▶ _PROMPT 1_: According to the passage on the embodiment of the invention, approximately what size of hydraulic shovel is used as the example?

▶ _READING PASSAGE_:
-=-=-=-=-
BEST MODE FOR CARRYING OUT THE INVENTION

Referring to the accompanying drawings, there will be described an embodiment of the present invention.

Embodiment

A working vehicle 1 according to the embodiment of the present invention will be described by taking as an example an approximately 1.5-ton small size hydraulic shovel which is rotatable in a confined area by its short tail. However, the present invention is not limited to this but may be used in various working vehicles.

FIG. 1 is a side view of a small hydraulic shovel. As shown in FIG. 1, a crawler belt r for moving the hydraulic shovel is wound around an undercarriage 2. An upper rotation body 3, in which an operator rides and operates the hydraulic shovel, is rotatably mounted on the upper potion of the undercarriage 2.

A blade b is freely swingably attached to the front of the undercarriage 2. The blade b serving as an earth removal plate can perform a given operation in moving earth back into a hole dug by a bucket 10c.
-=-=-=-=-
▶ _LISTED ENTRIES_:
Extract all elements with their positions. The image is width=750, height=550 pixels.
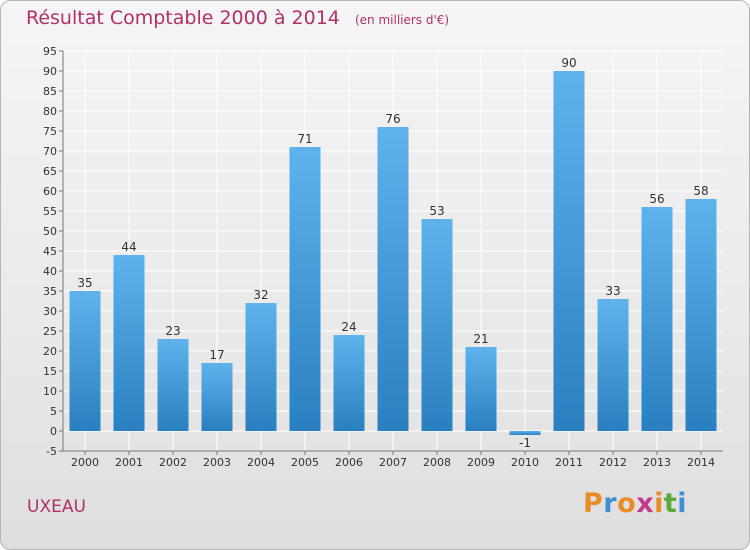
y-tick-label: 60	[43, 185, 57, 198]
value-label: 56	[649, 192, 664, 206]
value-label: 58	[693, 184, 708, 198]
y-tick-label: 0	[50, 425, 57, 438]
bar	[377, 127, 409, 431]
y-tick-label: 10	[43, 385, 57, 398]
x-tick-label: 2008	[423, 456, 451, 469]
y-tick-label: 90	[43, 65, 57, 78]
value-label: 76	[385, 112, 400, 126]
y-tick-label: 65	[43, 165, 57, 178]
value-label: 33	[605, 284, 620, 298]
x-tick-label: 2014	[687, 456, 715, 469]
value-label: 35	[77, 276, 92, 290]
y-tick-label: 25	[43, 325, 57, 338]
bar	[685, 199, 717, 431]
x-tick-label: 2012	[599, 456, 627, 469]
value-label: 24	[341, 320, 356, 334]
bar	[641, 207, 673, 431]
value-label: 44	[121, 240, 136, 254]
y-tick-label: 50	[43, 225, 57, 238]
value-label: 53	[429, 204, 444, 218]
proxiti-logo: Proxiti	[583, 488, 687, 519]
x-tick-label: 2000	[71, 456, 99, 469]
x-tick-label: 2011	[555, 456, 583, 469]
logo-letter: o	[617, 488, 637, 519]
value-label: 90	[561, 56, 576, 70]
value-labels: 35 44 23 17 32 71 24 76 53 21 -1 90 33 56 58	[77, 56, 708, 450]
logo-letter: t	[663, 488, 678, 519]
y-tick-label: 40	[43, 265, 57, 278]
bar	[157, 339, 189, 431]
y-tick-label: 20	[43, 345, 57, 358]
y-tick-label: 95	[43, 45, 57, 58]
y-axis: -5 0 5 10 15 20 25 30 35 40 45 50 55 60 65 70 75 80 85 90 95	[43, 45, 64, 458]
bar	[289, 147, 321, 431]
y-tick-label: 45	[43, 245, 57, 258]
y-tick-label: 35	[43, 285, 57, 298]
bar	[201, 363, 233, 431]
logo-letter: r	[603, 488, 618, 519]
value-label: 21	[473, 332, 488, 346]
x-tick-label: 2004	[247, 456, 275, 469]
y-tick-label: 5	[50, 405, 57, 418]
x-tick-label: 2003	[203, 456, 231, 469]
logo-letter: P	[583, 488, 604, 519]
y-tick-label: 55	[43, 205, 57, 218]
x-tick-label: 2007	[379, 456, 407, 469]
value-label: 32	[253, 288, 268, 302]
value-label: 23	[165, 324, 180, 338]
chart-unit-note: (en milliers d'€)	[354, 13, 450, 27]
x-tick-label: 2010	[511, 456, 539, 469]
bar	[245, 303, 277, 431]
y-tick-label: 80	[43, 105, 57, 118]
bar	[421, 219, 453, 431]
y-tick-label: 75	[43, 125, 57, 138]
bar	[597, 299, 629, 431]
value-label: 17	[209, 348, 224, 362]
x-tick-label: 2006	[335, 456, 363, 469]
value-label: -1	[519, 436, 531, 450]
x-tick-label: 2013	[643, 456, 671, 469]
bar	[113, 255, 145, 431]
bar	[69, 291, 101, 431]
logo-letter: i	[654, 488, 664, 519]
x-axis: 2000 2001 2002 2003 2004 2005 2006 2007 2008 2009…	[63, 450, 723, 469]
y-tick-label: 85	[43, 85, 57, 98]
bar	[465, 347, 497, 431]
x-tick-label: 2001	[115, 456, 143, 469]
logo-letter: i	[677, 488, 688, 519]
bar	[553, 71, 585, 431]
place-name: UXEAU	[27, 497, 86, 517]
x-tick-label: 2005	[291, 456, 319, 469]
bar	[509, 431, 541, 435]
chart-title: Résultat Comptable 2000 à 2014 (en milli…	[26, 7, 449, 29]
x-tick-label: 2002	[159, 456, 187, 469]
chart-title-text: Résultat Comptable 2000 à 2014	[26, 7, 340, 29]
value-label: 71	[297, 132, 312, 146]
y-tick-label: 30	[43, 305, 57, 318]
y-tick-label: -5	[46, 445, 57, 458]
x-tick-label: 2009	[467, 456, 495, 469]
bar	[333, 335, 365, 431]
logo-letter: x	[636, 488, 655, 519]
y-tick-label: 70	[43, 145, 57, 158]
y-tick-label: 15	[43, 365, 57, 378]
bars	[69, 71, 717, 435]
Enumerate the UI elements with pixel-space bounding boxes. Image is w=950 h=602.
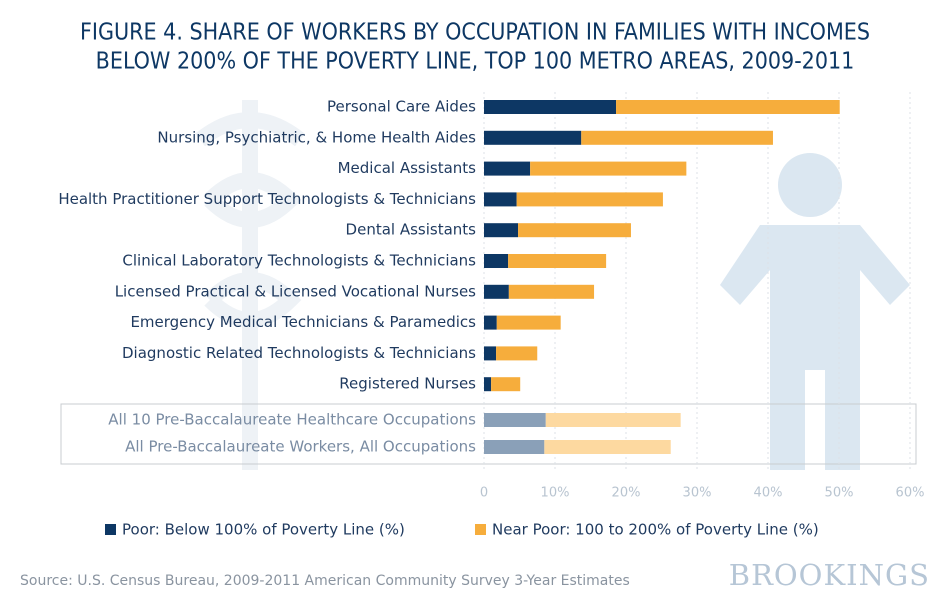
y-tick-label: Medical Assistants xyxy=(338,159,477,177)
legend-label: Near Poor: 100 to 200% of Poverty Line (… xyxy=(492,521,819,539)
y-tick-label: All 10 Pre-Baccalaureate Healthcare Occu… xyxy=(108,411,476,429)
x-tick-label: 10% xyxy=(541,486,570,501)
y-tick-label: Personal Care Aides xyxy=(327,98,476,116)
legend-swatch xyxy=(105,524,116,535)
bar-segment xyxy=(484,100,617,114)
legend-swatch xyxy=(475,524,486,535)
bar-segment xyxy=(484,130,582,145)
bar-segment xyxy=(484,377,492,392)
chart-title: BELOW 200% OF THE POVERTY LINE, TOP 100 … xyxy=(96,49,855,75)
x-tick-label: 60% xyxy=(896,486,925,501)
bar-segment xyxy=(484,346,497,361)
y-tick-label: Nursing, Psychiatric, & Home Health Aide… xyxy=(157,128,476,146)
bar-segment xyxy=(508,254,607,268)
x-tick-label: 0 xyxy=(480,486,488,501)
y-tick-label: Licensed Practical & Licensed Vocational… xyxy=(115,282,476,300)
bar-segment xyxy=(484,223,519,238)
bar-segment xyxy=(616,100,840,114)
bar-segment xyxy=(508,284,595,299)
y-tick-label: Registered Nurses xyxy=(339,375,476,393)
y-tick-label: Diagnostic Related Technologists & Techn… xyxy=(122,344,476,362)
y-tick-label: Clinical Laboratory Technologists & Tech… xyxy=(122,252,476,270)
x-tick-label: 50% xyxy=(825,486,854,501)
y-tick-label: Health Practitioner Support Technologist… xyxy=(58,190,476,208)
bar-segment xyxy=(484,284,509,299)
bar-segment xyxy=(496,346,538,361)
summary-box xyxy=(60,403,917,465)
bar-segment xyxy=(544,440,671,454)
bar-segment xyxy=(484,413,546,427)
bar-segment xyxy=(516,192,663,207)
bar-segment xyxy=(518,223,631,238)
bar-segment xyxy=(581,130,773,145)
bar-segment xyxy=(484,254,509,268)
y-tick-label: Dental Assistants xyxy=(346,221,477,239)
y-tick-label: Emergency Medical Technicians & Paramedi… xyxy=(130,313,476,331)
bar-segment xyxy=(491,377,521,392)
y-tick-label: All Pre-Baccalaureate Workers, All Occup… xyxy=(125,438,476,456)
bar-segment xyxy=(484,440,545,454)
x-tick-label: 20% xyxy=(612,486,641,501)
bar-segment xyxy=(496,315,561,330)
bar-segment xyxy=(484,315,497,330)
background-icons xyxy=(195,100,910,470)
source: Source: U.S. Census Bureau, 2009-2011 Am… xyxy=(20,573,630,589)
brand-logo: BROOKINGS xyxy=(729,558,930,592)
chart-title: FIGURE 4. SHARE OF WORKERS BY OCCUPATION… xyxy=(80,20,870,46)
legend-label: Poor: Below 100% of Poverty Line (%) xyxy=(122,521,405,539)
bar-segment xyxy=(484,192,517,207)
bar-segment xyxy=(484,161,531,176)
bar-segment xyxy=(545,413,681,427)
x-tick-label: 40% xyxy=(754,486,783,501)
x-tick-label: 30% xyxy=(683,486,712,501)
bar-segment xyxy=(530,161,687,176)
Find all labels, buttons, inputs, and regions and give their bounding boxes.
-=-=-=-=-
▶ _PROMPT 2_: In the records, starting with the line that contains "y-tick-label: Medical Assistants" and continuing through the line that contains "chart-title: FIGURE 4.", swap "legend-swatch" for "legend-marker" and leave everything else unchanged. Return only those lines.

▶ _TASK ANSWER 1_: An approximately 1.5-ton small hydraulic shovel.

▶ _TASK ANSWER 2_:
y-tick-label: Medical Assistants xyxy=(338,159,477,177)
legend-label: Near Poor: 100 to 200% of Poverty Line (… xyxy=(492,521,819,539)
y-tick-label: All 10 Pre-Baccalaureate Healthcare Occu… xyxy=(108,411,476,429)
x-tick-label: 10% xyxy=(541,486,570,501)
y-tick-label: Personal Care Aides xyxy=(327,98,476,116)
legend-marker xyxy=(105,524,116,535)
bar-segment xyxy=(484,100,617,114)
legend-marker xyxy=(475,524,486,535)
bar-segment xyxy=(484,130,582,145)
bar-segment xyxy=(484,377,492,392)
chart-title: BELOW 200% OF THE POVERTY LINE, TOP 100 … xyxy=(96,49,855,75)
x-tick-label: 60% xyxy=(896,486,925,501)
bar-segment xyxy=(484,346,497,361)
y-tick-label: Nursing, Psychiatric, & Home Health Aide… xyxy=(157,128,476,146)
bar-segment xyxy=(508,254,607,268)
x-tick-label: 0 xyxy=(480,486,488,501)
y-tick-label: Licensed Practical & Licensed Vocational… xyxy=(115,282,476,300)
bar-segment xyxy=(484,223,519,238)
bar-segment xyxy=(616,100,840,114)
bar-segment xyxy=(508,284,595,299)
y-tick-label: Registered Nurses xyxy=(339,375,476,393)
y-tick-label: Diagnostic Related Technologists & Techn… xyxy=(122,344,476,362)
y-tick-label: Clinical Laboratory Technologists & Tech… xyxy=(122,252,476,270)
x-tick-label: 50% xyxy=(825,486,854,501)
y-tick-label: Health Practitioner Support Technologist… xyxy=(58,190,476,208)
bar-segment xyxy=(484,284,509,299)
bar-segment xyxy=(496,346,538,361)
summary-box xyxy=(60,403,917,465)
bar-segment xyxy=(544,440,671,454)
bar-segment xyxy=(484,413,546,427)
bar-segment xyxy=(516,192,663,207)
bar-segment xyxy=(518,223,631,238)
bar-segment xyxy=(581,130,773,145)
bar-segment xyxy=(484,254,509,268)
y-tick-label: Dental Assistants xyxy=(346,221,477,239)
y-tick-label: Emergency Medical Technicians & Paramedi… xyxy=(130,313,476,331)
bar-segment xyxy=(491,377,521,392)
y-tick-label: All Pre-Baccalaureate Workers, All Occup… xyxy=(125,438,476,456)
bar-segment xyxy=(484,440,545,454)
x-tick-label: 20% xyxy=(612,486,641,501)
bar-segment xyxy=(496,315,561,330)
bar-segment xyxy=(484,315,497,330)
background-icons xyxy=(195,100,910,470)
source: Source: U.S. Census Bureau, 2009-2011 Am… xyxy=(20,573,630,589)
brand-logo: BROOKINGS xyxy=(729,558,930,592)
chart-title: FIGURE 4. SHARE OF WORKERS BY OCCUPATION… xyxy=(80,20,870,46)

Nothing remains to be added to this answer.